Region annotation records

================================

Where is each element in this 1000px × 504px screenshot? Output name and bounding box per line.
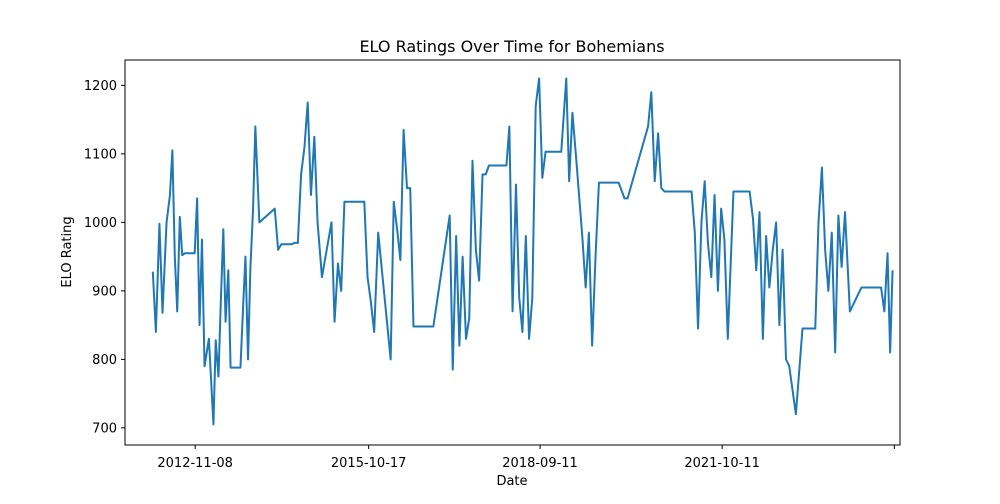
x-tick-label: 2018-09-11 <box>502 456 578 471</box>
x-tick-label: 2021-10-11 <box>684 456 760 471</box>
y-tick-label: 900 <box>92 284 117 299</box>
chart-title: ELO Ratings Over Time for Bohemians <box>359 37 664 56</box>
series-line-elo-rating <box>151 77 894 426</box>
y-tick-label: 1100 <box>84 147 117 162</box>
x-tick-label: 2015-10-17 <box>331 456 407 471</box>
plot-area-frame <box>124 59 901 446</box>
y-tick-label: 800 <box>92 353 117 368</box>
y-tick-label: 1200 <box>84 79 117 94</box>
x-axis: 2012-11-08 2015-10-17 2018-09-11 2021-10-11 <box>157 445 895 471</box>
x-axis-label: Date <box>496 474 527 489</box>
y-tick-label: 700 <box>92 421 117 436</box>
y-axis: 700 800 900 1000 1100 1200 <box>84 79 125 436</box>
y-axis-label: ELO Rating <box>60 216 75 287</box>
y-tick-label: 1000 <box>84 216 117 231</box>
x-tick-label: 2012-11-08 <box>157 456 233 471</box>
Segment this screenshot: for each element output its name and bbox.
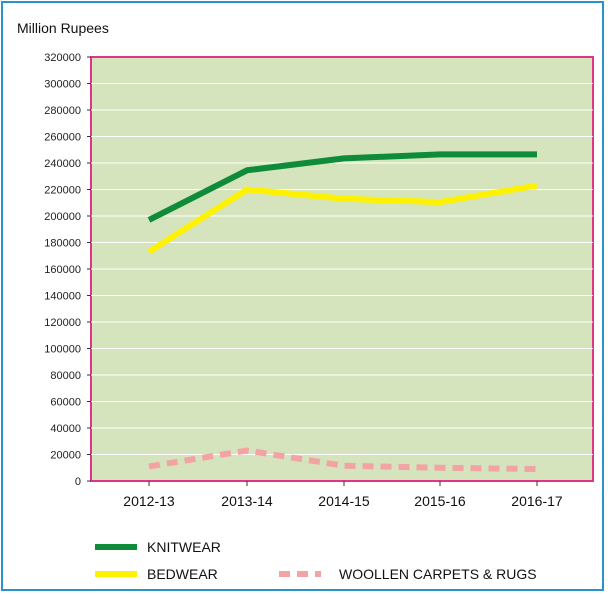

================================

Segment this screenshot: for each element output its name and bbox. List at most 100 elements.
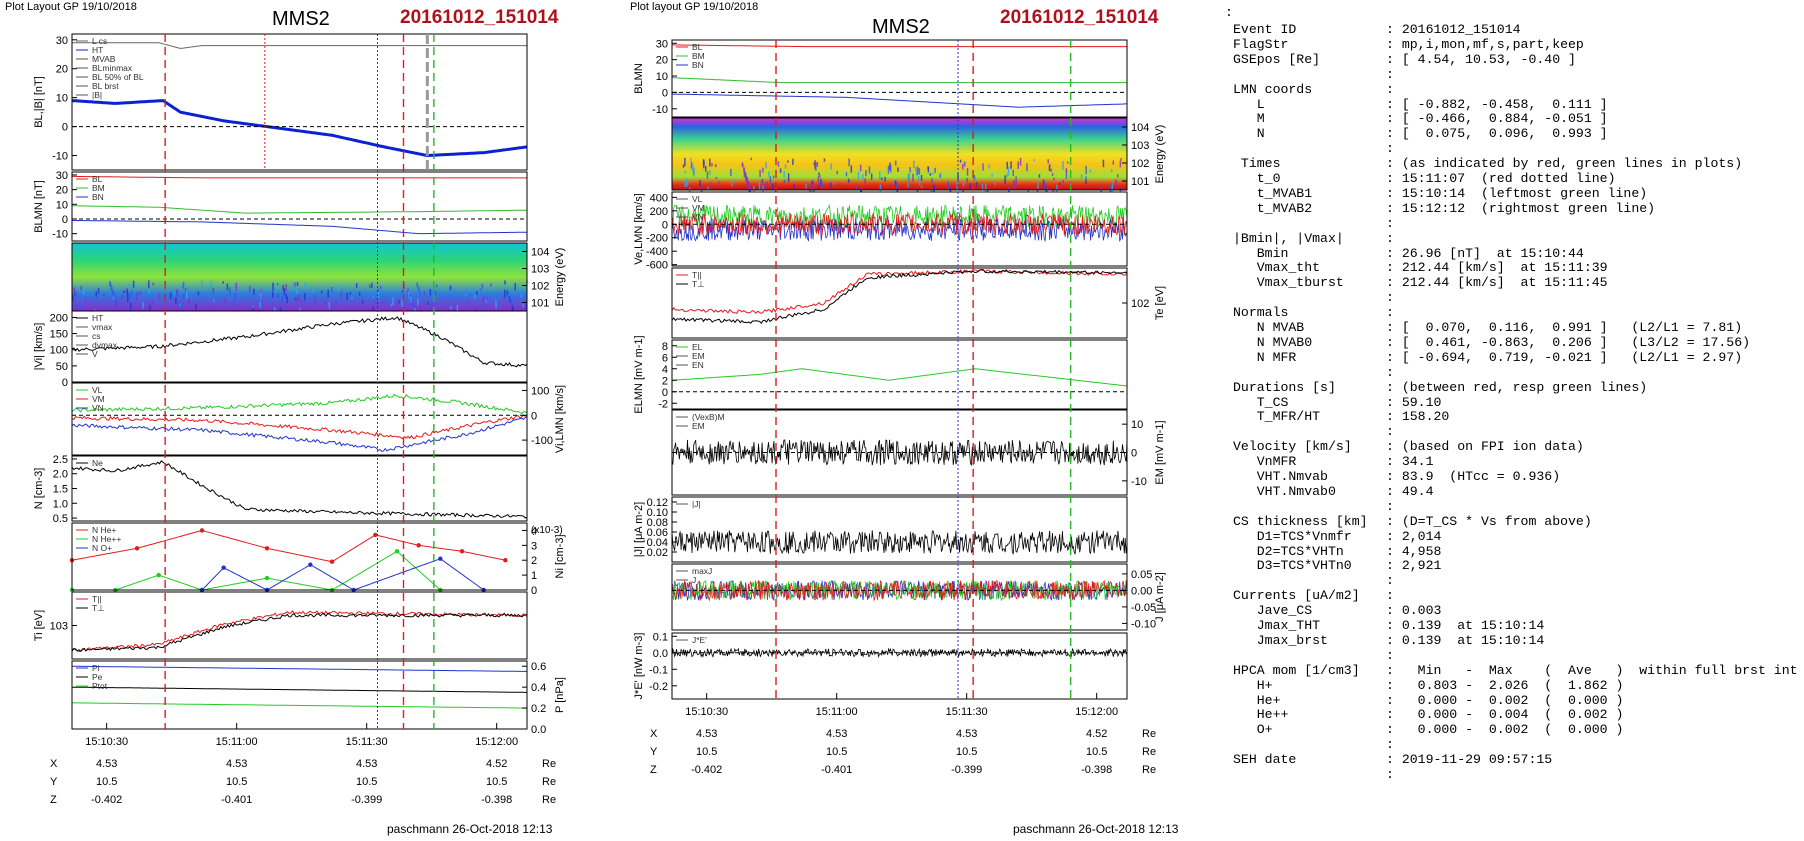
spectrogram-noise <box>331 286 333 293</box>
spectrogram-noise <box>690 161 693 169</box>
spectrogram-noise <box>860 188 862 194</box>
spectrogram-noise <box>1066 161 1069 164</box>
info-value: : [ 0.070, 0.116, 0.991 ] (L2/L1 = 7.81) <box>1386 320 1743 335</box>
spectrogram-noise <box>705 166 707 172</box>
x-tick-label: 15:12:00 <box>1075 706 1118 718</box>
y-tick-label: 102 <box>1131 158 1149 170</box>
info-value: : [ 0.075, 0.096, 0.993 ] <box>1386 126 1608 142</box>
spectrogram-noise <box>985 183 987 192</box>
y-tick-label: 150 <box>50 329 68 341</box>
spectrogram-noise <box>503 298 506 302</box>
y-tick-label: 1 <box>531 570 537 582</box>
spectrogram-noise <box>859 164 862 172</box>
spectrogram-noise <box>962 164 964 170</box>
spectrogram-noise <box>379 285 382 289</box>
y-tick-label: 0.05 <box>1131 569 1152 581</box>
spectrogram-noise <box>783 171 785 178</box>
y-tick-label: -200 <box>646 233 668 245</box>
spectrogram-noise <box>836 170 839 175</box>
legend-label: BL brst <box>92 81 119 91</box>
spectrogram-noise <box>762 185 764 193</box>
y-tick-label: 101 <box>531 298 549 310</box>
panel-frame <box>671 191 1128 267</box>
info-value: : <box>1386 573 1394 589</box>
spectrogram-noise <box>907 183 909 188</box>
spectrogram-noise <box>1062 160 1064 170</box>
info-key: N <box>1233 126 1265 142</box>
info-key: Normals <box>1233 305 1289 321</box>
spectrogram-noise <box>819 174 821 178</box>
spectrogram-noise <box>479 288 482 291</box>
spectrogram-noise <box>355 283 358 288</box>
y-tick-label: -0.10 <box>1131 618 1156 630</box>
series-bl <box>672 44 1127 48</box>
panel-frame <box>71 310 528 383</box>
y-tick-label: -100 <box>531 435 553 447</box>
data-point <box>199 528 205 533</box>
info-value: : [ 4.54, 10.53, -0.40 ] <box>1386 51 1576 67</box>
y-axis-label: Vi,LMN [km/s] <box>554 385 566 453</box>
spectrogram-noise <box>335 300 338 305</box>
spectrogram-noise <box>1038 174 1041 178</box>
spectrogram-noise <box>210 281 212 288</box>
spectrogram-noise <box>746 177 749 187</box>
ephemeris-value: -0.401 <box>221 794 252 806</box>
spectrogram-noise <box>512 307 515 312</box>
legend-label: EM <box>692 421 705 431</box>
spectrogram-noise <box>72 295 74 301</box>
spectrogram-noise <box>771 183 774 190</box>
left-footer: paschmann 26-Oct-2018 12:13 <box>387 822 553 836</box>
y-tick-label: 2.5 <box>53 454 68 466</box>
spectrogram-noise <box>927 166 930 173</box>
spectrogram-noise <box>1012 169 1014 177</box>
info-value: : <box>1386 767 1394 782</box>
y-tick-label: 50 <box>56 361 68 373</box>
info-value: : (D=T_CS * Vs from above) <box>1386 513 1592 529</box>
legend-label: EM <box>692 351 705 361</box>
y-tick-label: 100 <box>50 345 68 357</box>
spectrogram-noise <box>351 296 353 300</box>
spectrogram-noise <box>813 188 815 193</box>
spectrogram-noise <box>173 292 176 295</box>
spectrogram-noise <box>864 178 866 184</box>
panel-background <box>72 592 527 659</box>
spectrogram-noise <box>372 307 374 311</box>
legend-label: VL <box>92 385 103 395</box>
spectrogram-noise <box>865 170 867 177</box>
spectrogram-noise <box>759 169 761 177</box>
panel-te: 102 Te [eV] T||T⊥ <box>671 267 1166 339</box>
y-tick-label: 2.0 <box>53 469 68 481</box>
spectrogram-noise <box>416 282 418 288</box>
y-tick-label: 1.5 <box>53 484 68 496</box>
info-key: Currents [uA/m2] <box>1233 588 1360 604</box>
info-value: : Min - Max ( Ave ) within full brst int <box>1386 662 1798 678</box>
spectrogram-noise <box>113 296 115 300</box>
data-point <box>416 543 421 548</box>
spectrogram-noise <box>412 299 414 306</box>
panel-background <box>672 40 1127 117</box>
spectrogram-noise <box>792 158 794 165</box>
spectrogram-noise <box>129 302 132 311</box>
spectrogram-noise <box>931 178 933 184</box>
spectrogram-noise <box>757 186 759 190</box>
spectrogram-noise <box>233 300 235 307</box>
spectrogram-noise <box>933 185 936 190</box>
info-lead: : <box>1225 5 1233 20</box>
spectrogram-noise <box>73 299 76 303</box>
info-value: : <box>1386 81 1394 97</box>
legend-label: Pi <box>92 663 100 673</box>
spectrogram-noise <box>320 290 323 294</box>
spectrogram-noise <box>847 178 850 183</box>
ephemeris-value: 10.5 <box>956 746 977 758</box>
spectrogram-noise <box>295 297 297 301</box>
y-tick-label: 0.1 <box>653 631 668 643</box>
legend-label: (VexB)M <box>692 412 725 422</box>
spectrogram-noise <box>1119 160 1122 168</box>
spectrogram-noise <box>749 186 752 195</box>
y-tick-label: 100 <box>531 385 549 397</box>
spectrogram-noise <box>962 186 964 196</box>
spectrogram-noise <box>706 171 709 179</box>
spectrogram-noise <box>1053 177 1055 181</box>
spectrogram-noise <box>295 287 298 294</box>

================================

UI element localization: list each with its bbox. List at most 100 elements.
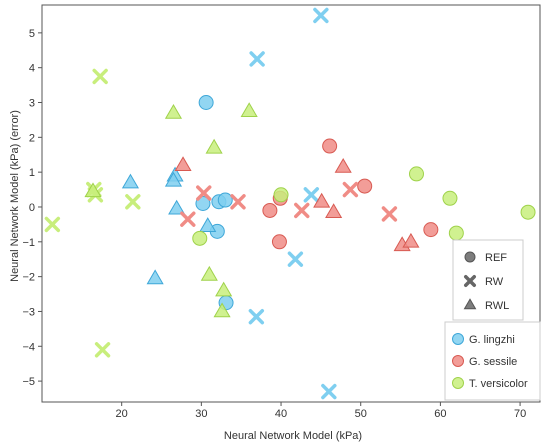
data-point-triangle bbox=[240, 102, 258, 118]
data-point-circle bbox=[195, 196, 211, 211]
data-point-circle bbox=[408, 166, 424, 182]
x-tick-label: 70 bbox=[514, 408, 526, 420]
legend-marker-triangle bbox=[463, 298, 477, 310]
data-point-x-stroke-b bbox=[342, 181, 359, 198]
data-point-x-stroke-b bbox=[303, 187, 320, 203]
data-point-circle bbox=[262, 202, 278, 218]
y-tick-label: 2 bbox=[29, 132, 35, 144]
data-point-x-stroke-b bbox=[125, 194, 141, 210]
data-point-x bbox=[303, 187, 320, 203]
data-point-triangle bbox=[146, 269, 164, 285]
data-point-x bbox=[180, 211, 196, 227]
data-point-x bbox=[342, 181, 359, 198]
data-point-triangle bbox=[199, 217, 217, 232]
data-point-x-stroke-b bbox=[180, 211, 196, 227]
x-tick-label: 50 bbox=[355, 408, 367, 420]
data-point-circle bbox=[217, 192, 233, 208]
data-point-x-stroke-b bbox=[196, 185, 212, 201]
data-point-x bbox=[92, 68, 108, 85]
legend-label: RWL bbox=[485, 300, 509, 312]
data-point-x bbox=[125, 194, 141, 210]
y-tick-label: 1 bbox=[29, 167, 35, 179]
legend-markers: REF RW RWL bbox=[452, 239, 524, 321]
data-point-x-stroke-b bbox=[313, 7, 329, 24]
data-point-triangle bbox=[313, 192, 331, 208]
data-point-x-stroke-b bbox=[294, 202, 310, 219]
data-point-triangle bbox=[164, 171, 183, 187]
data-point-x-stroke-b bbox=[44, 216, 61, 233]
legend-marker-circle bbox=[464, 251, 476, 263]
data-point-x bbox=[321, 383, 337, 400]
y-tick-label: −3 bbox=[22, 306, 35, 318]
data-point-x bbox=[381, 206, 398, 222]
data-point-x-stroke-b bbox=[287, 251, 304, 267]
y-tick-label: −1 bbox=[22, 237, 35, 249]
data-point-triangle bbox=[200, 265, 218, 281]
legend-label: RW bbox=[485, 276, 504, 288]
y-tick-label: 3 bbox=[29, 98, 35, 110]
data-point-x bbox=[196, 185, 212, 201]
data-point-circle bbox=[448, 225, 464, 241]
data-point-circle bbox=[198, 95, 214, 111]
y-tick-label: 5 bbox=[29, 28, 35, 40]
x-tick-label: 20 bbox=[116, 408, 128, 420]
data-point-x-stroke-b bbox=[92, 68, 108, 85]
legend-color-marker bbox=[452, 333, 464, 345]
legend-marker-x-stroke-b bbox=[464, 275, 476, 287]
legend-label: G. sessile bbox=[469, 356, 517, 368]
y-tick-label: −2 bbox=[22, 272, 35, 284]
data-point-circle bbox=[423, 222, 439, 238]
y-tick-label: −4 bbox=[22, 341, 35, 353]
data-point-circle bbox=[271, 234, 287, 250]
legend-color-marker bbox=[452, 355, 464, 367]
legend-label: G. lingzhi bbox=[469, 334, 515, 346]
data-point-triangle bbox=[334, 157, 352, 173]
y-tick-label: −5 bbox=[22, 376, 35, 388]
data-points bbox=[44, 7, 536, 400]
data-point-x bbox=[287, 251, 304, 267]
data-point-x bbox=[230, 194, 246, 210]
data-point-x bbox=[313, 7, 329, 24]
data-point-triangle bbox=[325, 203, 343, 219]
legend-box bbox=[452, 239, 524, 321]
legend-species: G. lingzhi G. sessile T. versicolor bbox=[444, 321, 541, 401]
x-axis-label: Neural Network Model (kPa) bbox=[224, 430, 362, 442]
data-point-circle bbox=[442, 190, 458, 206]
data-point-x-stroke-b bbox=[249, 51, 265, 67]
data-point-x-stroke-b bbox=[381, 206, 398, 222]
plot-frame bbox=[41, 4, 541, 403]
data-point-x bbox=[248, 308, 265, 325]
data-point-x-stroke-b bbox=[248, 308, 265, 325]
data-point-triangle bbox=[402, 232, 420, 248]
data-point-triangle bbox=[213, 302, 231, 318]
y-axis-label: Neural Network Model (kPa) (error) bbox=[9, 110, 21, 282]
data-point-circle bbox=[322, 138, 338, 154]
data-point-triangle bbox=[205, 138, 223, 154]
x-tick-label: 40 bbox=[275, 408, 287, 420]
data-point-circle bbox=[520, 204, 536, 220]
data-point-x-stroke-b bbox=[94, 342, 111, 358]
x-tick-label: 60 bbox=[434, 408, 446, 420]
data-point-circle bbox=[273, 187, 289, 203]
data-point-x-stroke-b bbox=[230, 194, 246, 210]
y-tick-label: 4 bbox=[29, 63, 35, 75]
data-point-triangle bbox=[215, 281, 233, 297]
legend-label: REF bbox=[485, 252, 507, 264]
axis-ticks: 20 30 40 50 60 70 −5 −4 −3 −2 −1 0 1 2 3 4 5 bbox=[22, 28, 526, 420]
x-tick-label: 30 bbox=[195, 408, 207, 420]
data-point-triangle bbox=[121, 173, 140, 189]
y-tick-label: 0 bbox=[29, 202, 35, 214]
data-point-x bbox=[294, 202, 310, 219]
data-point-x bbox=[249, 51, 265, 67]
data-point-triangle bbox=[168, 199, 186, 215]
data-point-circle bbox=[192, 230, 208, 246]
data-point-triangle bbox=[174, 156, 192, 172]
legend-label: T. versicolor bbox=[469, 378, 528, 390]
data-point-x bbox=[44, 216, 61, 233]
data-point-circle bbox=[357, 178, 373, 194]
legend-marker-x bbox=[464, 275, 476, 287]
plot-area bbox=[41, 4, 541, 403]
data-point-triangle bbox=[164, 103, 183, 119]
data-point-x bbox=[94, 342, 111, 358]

================================

▶ _EXERCISE GOAL_: Quote the stretch of the records from the line containing "Where is each" through the line containing "y-tick-label: 900 <box>92 284 117 299</box>", with both of those lines included, and leave the pictures out of your answer.

▶ _RESPONSE_:
Where is each element in this 1000px × 504px screenshot? Output name and bounding box per line.
x-tick-label: 2018-09-11 <box>502 456 578 471</box>
x-tick-label: 2021-10-11 <box>684 456 760 471</box>
y-tick-label: 900 <box>92 284 117 299</box>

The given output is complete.